--- Exercise description ---
Identify each line in the records below that contains the word "settings", and copy it.
★ ★ ★
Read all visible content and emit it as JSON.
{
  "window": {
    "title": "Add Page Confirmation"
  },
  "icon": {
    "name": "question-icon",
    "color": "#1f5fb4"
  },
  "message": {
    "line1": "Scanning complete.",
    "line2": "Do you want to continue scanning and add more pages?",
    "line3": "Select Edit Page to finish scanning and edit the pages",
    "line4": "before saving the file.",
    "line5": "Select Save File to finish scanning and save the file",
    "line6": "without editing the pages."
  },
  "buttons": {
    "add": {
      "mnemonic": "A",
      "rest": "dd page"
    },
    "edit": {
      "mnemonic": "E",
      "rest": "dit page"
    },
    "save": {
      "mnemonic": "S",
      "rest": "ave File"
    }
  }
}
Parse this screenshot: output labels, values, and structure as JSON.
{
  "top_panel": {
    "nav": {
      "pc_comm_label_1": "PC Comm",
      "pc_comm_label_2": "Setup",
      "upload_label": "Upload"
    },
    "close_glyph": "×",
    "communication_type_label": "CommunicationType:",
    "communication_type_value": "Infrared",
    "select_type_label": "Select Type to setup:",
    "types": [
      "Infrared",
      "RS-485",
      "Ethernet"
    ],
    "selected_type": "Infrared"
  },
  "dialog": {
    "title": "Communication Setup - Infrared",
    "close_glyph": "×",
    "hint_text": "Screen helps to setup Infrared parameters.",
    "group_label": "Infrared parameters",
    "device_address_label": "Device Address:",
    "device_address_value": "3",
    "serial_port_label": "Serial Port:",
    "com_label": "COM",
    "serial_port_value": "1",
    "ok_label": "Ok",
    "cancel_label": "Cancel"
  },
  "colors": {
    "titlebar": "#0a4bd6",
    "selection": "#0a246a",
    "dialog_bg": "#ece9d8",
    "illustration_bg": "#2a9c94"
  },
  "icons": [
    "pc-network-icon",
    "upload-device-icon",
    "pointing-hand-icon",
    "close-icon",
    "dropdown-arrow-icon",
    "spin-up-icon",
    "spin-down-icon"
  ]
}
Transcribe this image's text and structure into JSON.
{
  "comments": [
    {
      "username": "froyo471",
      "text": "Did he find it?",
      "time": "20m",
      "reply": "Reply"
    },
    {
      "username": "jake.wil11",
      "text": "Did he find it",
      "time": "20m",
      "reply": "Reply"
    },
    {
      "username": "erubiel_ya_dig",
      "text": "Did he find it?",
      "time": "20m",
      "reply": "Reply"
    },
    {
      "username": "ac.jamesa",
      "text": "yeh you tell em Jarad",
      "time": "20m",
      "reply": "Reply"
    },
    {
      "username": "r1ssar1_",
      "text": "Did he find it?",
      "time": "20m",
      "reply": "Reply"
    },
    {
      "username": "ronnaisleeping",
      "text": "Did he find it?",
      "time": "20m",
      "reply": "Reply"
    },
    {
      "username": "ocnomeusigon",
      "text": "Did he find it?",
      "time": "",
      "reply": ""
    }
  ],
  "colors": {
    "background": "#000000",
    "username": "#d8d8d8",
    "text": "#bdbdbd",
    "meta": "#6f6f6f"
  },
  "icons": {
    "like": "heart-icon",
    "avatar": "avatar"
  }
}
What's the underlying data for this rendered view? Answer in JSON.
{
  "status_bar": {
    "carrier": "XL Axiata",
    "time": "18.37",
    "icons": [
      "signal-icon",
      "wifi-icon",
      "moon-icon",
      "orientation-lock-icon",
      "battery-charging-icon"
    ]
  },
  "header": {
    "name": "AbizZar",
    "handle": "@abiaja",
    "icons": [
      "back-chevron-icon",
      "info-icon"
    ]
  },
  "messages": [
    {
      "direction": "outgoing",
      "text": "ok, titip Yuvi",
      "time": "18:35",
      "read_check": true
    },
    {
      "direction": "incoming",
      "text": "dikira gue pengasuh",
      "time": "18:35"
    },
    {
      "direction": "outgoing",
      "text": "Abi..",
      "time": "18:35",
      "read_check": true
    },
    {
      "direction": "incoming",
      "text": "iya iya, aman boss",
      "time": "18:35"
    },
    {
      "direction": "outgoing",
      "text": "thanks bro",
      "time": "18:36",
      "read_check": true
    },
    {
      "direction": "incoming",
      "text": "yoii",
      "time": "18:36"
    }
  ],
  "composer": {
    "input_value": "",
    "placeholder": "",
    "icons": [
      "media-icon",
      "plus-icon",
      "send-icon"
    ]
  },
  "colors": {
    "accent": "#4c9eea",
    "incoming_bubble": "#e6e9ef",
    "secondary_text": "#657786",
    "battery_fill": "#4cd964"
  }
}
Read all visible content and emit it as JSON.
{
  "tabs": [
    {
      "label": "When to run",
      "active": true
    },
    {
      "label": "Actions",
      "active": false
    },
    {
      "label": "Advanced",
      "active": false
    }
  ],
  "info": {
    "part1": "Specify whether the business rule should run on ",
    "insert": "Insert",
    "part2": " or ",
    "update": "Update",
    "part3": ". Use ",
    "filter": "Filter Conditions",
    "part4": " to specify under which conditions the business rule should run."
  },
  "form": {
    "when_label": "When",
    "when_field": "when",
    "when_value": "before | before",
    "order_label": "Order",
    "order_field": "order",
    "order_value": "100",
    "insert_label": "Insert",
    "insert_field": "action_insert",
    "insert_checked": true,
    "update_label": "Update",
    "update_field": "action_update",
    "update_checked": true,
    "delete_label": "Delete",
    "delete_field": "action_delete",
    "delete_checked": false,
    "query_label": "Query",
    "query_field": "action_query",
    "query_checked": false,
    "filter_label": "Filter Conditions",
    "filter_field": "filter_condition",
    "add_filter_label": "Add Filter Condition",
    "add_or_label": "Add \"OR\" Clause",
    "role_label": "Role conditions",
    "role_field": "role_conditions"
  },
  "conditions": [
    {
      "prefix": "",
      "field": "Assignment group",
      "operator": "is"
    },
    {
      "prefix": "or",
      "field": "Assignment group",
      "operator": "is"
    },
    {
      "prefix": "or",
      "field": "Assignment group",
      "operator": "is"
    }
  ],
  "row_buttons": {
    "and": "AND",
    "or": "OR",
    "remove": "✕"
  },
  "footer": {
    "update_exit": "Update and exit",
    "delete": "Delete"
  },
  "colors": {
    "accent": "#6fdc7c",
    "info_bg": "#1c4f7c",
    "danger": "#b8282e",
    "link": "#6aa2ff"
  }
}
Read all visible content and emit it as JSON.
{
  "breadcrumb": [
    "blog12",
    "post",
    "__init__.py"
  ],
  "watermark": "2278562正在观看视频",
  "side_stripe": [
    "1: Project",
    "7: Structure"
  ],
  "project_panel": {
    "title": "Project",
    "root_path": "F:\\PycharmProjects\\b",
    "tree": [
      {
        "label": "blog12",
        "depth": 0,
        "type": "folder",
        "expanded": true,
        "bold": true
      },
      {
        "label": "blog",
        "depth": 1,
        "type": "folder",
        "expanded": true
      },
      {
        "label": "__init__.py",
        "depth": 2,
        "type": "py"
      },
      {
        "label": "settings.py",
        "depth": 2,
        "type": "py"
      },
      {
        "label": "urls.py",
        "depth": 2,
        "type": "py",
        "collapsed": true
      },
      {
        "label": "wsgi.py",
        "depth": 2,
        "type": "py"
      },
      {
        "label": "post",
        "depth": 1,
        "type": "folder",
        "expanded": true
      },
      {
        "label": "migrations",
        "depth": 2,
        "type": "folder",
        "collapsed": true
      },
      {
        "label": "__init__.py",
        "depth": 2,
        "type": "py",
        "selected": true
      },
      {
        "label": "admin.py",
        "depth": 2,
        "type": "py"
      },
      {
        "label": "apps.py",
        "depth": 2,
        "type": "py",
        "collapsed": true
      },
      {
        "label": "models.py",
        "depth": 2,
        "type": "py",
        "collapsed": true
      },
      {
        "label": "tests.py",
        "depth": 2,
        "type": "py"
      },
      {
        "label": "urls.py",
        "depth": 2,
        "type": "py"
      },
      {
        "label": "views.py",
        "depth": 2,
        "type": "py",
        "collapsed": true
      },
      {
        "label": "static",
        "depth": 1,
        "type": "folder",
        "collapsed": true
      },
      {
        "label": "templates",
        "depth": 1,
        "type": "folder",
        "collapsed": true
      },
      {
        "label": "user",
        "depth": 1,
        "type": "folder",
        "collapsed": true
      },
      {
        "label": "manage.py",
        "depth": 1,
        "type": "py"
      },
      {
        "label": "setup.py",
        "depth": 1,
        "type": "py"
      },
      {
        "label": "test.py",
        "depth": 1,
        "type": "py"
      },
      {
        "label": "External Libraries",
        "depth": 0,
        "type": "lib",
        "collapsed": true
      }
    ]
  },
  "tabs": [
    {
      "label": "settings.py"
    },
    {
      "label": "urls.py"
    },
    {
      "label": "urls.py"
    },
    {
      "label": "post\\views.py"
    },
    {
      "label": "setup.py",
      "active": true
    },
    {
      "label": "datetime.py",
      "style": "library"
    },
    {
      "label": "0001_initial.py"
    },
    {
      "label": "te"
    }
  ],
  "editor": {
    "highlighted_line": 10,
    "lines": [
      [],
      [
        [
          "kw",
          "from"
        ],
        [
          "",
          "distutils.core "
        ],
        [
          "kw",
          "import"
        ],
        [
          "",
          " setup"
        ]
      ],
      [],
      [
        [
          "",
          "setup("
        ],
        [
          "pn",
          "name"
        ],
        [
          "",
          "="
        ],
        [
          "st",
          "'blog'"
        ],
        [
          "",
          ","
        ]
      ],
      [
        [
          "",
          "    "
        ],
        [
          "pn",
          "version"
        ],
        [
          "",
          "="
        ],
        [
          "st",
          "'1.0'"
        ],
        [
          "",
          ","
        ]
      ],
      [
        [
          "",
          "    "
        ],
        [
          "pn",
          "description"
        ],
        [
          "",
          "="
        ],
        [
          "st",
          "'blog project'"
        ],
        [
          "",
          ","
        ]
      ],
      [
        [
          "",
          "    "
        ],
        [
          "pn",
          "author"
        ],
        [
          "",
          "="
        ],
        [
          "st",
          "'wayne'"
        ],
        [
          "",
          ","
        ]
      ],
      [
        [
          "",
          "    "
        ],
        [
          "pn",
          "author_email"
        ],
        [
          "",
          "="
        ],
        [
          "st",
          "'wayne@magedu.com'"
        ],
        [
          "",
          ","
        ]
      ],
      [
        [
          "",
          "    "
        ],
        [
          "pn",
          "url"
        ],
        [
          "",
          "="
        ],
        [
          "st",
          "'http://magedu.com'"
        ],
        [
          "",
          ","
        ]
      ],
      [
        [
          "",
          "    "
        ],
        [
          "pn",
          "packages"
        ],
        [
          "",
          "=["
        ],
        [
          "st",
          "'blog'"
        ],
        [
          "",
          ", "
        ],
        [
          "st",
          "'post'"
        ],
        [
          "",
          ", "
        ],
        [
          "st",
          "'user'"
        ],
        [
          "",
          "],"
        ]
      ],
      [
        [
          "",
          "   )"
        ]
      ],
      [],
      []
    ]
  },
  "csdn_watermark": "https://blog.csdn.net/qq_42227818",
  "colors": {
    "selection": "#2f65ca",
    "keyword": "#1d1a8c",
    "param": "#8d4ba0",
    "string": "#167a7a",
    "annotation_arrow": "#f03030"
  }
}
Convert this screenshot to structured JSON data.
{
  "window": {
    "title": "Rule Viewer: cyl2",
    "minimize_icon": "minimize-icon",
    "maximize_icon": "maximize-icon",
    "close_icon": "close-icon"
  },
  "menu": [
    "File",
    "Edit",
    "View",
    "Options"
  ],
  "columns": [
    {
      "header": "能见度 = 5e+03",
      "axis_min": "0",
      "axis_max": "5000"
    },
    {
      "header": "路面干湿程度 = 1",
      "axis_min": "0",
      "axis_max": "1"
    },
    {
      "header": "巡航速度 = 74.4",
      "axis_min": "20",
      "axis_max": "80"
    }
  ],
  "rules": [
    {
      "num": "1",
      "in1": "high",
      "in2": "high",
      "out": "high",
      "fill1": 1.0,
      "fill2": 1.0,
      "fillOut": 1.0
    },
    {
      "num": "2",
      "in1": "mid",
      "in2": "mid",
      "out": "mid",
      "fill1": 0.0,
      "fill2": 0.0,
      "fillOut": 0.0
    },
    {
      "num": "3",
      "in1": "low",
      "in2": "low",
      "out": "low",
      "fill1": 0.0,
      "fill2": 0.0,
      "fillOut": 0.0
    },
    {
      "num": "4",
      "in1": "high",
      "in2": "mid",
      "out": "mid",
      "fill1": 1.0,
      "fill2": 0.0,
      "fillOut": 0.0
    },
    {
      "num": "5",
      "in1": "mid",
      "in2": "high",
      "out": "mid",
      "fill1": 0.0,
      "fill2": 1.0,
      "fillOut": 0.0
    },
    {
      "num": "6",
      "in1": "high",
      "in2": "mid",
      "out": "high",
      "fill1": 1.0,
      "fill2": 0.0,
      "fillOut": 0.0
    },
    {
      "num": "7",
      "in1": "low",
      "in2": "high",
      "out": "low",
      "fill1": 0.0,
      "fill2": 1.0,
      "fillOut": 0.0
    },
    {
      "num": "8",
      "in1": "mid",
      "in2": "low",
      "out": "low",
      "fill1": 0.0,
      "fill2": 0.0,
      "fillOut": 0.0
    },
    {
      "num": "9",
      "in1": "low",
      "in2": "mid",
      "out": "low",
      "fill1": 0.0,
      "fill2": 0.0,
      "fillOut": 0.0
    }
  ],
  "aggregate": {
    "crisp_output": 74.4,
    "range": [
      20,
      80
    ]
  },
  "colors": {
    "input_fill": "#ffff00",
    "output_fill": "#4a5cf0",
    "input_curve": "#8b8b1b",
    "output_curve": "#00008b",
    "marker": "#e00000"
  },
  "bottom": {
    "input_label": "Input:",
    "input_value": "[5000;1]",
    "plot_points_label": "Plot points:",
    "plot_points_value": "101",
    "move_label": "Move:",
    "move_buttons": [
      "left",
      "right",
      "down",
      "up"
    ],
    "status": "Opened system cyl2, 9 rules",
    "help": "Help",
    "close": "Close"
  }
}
★ ★ ★
--- Solution below ---
        "label": "settings.py",
      "label": "settings.py"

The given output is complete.